### DATA EXCERPTS ###
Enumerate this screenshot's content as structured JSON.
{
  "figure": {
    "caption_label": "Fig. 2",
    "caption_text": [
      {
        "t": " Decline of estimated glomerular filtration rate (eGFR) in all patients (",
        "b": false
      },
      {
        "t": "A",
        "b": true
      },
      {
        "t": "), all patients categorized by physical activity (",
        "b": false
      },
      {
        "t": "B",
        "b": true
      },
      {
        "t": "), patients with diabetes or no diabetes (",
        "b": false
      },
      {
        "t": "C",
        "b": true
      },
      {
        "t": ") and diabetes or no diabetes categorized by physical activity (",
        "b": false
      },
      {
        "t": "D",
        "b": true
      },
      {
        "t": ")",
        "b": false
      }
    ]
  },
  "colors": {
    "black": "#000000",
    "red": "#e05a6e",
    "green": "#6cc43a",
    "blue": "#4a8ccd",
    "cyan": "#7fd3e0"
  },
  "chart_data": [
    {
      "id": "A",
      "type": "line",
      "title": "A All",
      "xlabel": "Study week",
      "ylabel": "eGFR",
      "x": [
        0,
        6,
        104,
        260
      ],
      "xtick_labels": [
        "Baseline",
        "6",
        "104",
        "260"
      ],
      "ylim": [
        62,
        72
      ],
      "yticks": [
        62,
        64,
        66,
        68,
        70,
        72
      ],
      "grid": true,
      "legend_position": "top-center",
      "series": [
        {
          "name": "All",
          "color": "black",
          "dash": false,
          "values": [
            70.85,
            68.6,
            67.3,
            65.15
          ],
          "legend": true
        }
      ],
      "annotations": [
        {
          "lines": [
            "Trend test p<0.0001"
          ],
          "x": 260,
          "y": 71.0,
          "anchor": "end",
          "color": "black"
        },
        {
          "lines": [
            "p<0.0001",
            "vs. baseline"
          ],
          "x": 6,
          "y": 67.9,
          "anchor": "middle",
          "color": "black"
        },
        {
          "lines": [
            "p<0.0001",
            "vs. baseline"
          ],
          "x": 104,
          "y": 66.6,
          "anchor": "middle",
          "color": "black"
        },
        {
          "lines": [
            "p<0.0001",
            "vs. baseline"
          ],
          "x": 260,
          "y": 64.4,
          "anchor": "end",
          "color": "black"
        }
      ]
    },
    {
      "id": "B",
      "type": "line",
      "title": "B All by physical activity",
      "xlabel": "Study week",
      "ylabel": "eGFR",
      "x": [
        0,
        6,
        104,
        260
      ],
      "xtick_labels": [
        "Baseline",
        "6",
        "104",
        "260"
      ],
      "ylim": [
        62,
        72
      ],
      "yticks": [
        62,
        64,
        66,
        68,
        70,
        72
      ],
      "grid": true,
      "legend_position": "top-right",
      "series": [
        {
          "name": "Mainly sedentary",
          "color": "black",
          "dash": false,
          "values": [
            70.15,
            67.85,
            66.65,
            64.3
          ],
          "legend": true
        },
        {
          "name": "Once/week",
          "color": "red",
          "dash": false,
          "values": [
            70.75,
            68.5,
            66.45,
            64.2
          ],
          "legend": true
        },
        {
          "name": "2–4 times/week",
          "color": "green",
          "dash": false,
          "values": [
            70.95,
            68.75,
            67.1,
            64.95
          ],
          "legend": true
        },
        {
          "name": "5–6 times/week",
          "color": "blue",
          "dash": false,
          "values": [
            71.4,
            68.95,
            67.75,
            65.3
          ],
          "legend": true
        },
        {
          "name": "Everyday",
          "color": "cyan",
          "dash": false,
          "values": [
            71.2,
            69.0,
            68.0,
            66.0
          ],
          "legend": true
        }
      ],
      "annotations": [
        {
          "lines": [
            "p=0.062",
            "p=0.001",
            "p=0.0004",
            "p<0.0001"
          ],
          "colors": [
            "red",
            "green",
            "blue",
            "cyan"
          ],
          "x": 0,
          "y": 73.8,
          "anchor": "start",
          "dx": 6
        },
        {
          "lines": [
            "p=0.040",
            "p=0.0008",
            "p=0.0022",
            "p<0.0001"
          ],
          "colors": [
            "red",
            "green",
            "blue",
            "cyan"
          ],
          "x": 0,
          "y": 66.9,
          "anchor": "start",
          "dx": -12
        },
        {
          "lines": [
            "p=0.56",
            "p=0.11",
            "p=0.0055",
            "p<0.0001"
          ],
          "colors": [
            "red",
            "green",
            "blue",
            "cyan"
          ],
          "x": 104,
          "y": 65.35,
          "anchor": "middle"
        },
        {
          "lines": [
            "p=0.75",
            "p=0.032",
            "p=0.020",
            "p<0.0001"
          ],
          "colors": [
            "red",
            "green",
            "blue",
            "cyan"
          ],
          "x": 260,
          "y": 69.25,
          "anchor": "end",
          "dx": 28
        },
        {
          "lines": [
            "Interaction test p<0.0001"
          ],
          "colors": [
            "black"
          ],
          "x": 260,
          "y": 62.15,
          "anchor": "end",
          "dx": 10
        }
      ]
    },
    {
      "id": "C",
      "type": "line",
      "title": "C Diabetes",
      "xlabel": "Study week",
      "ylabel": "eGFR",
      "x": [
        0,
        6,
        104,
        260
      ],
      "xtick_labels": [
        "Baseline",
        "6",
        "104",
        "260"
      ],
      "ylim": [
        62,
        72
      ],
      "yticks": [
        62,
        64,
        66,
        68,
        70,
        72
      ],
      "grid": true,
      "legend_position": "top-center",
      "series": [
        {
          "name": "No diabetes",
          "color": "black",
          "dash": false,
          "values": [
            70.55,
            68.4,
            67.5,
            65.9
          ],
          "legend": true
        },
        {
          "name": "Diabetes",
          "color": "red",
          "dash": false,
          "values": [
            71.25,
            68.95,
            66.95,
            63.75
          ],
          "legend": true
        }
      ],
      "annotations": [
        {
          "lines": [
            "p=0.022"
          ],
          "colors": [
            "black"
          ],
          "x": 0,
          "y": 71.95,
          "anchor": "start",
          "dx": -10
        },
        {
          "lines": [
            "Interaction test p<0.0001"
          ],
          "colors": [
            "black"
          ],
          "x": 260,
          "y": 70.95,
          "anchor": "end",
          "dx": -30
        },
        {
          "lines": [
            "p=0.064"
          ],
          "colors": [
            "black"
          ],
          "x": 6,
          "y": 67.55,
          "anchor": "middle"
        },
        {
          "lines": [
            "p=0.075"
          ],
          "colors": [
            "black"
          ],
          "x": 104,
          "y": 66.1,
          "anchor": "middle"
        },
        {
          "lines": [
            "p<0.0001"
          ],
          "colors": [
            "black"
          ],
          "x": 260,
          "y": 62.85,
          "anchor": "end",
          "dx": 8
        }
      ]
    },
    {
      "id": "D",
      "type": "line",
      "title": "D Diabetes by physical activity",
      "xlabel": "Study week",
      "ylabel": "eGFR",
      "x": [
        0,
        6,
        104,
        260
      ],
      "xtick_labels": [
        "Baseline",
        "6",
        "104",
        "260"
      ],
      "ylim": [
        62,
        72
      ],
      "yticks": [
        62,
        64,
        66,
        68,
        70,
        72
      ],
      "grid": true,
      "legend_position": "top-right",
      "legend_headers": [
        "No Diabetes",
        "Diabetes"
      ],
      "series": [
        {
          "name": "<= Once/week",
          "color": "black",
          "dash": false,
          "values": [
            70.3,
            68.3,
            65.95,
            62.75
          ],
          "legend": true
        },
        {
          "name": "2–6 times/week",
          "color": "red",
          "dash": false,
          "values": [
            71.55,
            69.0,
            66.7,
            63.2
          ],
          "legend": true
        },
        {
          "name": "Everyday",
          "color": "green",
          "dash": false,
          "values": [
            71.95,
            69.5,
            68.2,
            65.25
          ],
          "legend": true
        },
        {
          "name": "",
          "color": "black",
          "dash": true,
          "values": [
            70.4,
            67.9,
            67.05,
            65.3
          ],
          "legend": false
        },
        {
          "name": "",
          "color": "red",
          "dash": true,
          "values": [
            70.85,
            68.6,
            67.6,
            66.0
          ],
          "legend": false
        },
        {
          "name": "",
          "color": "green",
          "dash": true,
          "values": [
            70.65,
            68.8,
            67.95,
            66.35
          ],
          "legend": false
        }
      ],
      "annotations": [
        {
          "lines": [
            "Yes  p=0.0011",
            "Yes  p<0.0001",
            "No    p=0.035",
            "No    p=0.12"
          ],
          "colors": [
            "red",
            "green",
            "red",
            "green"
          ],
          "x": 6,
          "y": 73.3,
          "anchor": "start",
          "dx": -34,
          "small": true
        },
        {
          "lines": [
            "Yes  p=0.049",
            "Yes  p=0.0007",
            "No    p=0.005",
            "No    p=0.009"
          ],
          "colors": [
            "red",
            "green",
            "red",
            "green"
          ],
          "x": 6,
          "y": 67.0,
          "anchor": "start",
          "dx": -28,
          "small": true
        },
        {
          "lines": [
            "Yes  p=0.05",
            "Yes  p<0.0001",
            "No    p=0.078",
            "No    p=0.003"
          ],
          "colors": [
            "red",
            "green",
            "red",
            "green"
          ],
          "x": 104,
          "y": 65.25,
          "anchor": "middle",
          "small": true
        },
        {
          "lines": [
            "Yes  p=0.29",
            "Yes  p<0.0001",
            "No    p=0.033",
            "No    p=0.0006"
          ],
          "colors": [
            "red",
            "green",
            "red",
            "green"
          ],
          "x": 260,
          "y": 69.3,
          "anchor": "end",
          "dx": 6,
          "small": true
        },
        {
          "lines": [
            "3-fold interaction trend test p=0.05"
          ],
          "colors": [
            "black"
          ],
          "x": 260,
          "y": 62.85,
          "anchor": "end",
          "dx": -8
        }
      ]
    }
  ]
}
###
### EXERCISE OBJECTIVE
Report each line in the data that holds the word "test".

### REPLY TO THE TASK
            "Trend test p<0.0001"
            "Interaction test p<0.0001"
            "Interaction test p<0.0001"
            "3-fold interaction trend test p=0.05"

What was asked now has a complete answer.